Short problem:
In how many lines does the string "function" appear? Answer with the number only.

=====

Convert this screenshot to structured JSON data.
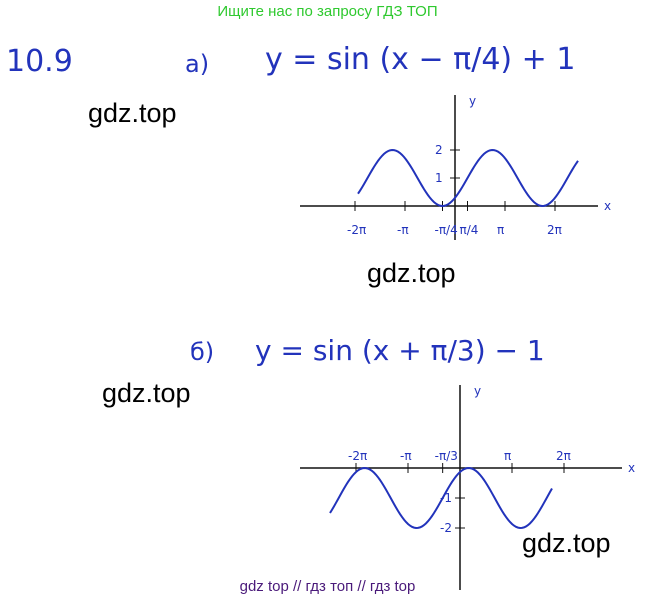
{
  "banner": "Ищите нас по запросу ГДЗ ТОП",
  "problem_number": "10.9",
  "part_a": {
    "label": "а)",
    "equation": "y = sin (x − π/4) + 1",
    "graph": {
      "function": "sin(x - pi/4) + 1",
      "x_axis_label": "x",
      "y_axis_label": "y",
      "x_ticks": [
        "-2π",
        "-π",
        "-π/4",
        "π/4",
        "π",
        "2π"
      ],
      "y_ticks": [
        "1",
        "2"
      ]
    }
  },
  "part_b": {
    "label": "б)",
    "equation": "y = sin (x + π/3) − 1",
    "graph": {
      "function": "sin(x + pi/3) - 1",
      "x_axis_label": "x",
      "y_axis_label": "y",
      "x_ticks": [
        "-2π",
        "-π",
        "-π/3",
        "π",
        "2π"
      ],
      "y_ticks": [
        "-1",
        "-2"
      ]
    }
  },
  "watermarks": [
    "gdz.top",
    "gdz.top",
    "gdz.top",
    "gdz.top"
  ],
  "footer": "gdz top  //  гдз топ  //  гдз top",
  "colors": {
    "ink": "#2233bb",
    "banner": "#2fc92f",
    "footer": "#4a1a7a"
  }
}
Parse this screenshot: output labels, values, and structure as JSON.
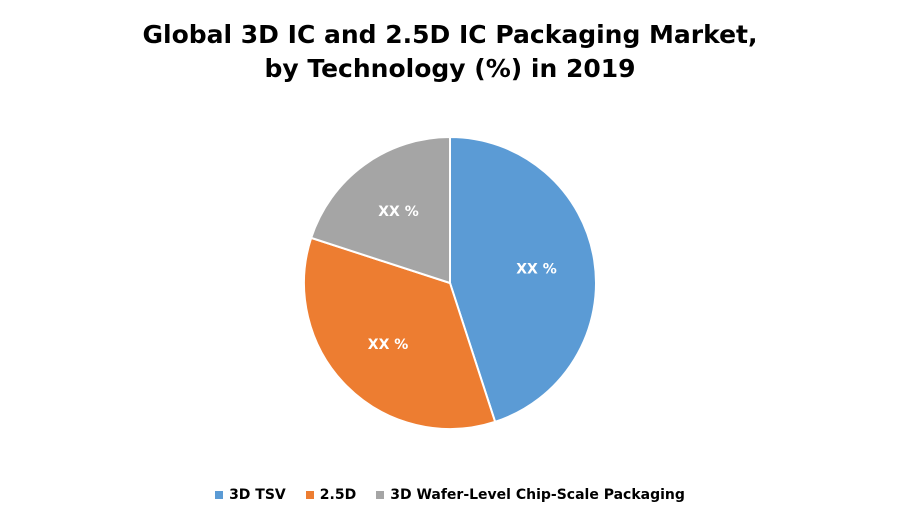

=====

The solution:
2